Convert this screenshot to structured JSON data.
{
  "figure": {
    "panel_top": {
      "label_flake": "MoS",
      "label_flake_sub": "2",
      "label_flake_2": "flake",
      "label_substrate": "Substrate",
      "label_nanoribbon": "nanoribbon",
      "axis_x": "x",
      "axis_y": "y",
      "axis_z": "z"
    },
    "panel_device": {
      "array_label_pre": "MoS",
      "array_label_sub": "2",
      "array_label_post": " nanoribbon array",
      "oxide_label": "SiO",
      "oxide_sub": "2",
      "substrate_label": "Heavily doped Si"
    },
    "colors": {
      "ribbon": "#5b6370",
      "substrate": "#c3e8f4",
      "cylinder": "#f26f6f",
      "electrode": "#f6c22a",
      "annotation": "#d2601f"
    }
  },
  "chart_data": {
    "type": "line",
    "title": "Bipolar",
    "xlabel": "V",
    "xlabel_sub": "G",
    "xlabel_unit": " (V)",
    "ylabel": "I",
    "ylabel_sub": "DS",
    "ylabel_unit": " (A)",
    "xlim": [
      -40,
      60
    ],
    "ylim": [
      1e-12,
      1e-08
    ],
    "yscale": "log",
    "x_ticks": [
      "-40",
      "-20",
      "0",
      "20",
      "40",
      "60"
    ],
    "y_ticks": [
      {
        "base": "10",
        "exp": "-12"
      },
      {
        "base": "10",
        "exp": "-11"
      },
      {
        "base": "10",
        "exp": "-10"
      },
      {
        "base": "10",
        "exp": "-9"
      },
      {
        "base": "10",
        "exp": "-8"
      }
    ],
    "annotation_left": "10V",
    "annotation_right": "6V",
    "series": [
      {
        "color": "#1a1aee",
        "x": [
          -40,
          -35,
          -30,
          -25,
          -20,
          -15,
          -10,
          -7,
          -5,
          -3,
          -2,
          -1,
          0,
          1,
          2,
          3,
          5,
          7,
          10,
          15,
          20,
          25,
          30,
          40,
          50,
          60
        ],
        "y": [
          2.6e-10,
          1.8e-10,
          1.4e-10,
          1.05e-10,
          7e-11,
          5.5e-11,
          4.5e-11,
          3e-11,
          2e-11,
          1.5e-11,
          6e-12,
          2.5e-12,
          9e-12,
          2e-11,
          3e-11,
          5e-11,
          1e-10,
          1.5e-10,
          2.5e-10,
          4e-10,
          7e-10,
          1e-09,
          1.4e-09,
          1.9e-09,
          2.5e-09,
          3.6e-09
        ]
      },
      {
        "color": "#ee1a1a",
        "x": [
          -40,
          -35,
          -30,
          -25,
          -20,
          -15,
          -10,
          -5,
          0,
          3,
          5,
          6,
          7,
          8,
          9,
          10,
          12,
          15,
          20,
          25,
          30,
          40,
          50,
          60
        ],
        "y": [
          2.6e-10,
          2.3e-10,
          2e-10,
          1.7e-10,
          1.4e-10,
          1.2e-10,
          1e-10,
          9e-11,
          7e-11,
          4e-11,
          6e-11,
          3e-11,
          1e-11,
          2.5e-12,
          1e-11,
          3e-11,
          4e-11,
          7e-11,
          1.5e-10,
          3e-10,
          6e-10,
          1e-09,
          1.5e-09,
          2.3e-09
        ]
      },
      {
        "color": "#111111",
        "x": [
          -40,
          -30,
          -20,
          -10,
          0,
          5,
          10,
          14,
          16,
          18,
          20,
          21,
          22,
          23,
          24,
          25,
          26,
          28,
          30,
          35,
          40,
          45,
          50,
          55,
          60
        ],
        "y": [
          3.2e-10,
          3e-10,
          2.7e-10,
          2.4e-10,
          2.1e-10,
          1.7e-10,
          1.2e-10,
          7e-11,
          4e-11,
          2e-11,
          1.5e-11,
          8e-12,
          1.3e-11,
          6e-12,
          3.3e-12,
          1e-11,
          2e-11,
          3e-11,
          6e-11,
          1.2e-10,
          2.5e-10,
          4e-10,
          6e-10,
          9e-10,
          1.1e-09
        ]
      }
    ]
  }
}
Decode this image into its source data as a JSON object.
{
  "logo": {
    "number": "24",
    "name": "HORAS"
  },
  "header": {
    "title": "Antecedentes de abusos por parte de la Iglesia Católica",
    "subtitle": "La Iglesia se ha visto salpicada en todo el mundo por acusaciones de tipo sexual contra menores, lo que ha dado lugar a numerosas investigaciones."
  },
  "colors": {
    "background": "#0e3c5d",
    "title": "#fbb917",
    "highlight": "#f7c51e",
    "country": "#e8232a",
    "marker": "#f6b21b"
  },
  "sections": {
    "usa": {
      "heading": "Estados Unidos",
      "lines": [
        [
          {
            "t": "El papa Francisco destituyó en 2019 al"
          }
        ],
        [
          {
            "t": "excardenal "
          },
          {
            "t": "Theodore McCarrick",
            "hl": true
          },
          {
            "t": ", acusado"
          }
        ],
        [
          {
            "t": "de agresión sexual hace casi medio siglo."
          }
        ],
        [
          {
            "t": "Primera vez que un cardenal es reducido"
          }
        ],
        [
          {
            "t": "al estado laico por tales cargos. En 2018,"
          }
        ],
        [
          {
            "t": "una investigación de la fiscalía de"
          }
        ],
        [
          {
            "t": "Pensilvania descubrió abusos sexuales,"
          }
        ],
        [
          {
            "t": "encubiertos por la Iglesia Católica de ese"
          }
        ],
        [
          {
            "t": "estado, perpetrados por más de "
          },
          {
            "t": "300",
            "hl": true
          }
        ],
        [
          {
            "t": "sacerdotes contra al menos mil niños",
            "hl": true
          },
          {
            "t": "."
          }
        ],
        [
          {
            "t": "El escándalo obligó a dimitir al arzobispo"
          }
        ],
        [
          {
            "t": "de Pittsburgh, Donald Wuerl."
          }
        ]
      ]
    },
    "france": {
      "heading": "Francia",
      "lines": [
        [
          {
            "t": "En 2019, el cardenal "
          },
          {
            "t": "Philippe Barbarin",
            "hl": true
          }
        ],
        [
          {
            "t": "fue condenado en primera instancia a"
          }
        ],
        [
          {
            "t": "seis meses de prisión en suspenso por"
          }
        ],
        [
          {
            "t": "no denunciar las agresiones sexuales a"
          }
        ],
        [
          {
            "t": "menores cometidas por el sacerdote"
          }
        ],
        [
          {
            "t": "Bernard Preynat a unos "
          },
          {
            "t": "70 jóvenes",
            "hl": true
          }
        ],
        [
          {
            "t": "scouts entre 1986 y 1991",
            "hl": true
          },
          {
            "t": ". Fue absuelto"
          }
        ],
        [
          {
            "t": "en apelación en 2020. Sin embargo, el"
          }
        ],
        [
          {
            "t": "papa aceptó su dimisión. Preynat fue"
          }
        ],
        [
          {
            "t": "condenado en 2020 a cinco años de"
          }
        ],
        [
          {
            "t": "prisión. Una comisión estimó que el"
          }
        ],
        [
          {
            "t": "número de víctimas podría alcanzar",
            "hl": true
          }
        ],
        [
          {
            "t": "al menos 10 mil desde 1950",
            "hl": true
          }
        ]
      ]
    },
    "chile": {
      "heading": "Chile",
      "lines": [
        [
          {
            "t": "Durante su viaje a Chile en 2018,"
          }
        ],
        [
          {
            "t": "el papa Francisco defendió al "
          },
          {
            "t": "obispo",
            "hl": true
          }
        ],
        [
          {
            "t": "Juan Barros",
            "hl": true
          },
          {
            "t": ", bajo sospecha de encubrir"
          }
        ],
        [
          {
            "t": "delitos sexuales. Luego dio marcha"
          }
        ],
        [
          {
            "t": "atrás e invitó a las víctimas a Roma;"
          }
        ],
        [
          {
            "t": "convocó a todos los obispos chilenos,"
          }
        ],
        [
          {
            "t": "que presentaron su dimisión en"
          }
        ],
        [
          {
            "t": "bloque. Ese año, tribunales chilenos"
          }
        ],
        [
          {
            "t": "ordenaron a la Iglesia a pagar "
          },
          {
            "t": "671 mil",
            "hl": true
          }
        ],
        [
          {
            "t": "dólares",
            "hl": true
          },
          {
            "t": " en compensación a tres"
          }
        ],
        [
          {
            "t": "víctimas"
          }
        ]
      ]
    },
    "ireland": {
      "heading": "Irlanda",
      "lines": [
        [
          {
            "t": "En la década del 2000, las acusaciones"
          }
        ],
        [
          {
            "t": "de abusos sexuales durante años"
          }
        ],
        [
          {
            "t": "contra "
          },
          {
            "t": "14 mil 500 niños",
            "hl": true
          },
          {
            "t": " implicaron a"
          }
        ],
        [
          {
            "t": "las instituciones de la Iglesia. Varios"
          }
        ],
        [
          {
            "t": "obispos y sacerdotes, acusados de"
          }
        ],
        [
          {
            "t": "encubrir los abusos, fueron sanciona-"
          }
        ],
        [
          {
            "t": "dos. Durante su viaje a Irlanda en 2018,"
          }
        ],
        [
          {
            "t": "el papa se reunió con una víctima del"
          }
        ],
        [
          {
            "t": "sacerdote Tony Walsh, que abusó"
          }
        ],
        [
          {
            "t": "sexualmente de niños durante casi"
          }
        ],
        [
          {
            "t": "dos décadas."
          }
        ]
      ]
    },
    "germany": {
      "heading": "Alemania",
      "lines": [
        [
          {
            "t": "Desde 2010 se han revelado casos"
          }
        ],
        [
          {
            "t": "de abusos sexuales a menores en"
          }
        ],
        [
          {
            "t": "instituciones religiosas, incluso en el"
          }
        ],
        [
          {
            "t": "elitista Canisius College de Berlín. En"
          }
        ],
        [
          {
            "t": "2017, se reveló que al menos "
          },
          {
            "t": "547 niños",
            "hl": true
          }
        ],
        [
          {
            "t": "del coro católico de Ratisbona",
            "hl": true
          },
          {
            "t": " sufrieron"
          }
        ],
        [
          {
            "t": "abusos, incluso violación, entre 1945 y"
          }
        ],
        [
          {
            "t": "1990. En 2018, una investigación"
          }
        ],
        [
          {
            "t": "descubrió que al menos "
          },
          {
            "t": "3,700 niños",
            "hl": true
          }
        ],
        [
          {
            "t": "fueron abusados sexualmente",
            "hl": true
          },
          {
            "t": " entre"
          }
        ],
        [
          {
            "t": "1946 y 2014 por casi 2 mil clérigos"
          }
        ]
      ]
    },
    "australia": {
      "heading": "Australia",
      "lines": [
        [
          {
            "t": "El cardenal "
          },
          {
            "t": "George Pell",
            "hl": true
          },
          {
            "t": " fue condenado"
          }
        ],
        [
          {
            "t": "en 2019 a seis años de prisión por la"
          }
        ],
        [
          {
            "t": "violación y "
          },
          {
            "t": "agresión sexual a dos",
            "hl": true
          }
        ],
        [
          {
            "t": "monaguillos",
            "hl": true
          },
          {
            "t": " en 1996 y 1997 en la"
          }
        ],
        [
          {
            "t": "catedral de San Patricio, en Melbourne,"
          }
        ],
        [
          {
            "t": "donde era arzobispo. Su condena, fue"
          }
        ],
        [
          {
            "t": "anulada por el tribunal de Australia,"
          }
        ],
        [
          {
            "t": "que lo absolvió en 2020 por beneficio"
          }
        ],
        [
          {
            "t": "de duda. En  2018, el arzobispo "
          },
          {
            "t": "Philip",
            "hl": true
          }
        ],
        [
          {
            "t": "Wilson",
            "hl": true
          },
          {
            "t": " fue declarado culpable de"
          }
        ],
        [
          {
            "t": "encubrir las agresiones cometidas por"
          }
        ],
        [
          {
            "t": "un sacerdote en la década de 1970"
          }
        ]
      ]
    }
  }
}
....
▶ [AIM]
Take every line from the data that contains the word "sacerdotes".

▶ [RESULT OF THE EXERCISE]
            "t": "sacerdotes contra al menos mil niños",
            "t": "obispos y sacerdotes, acusados de"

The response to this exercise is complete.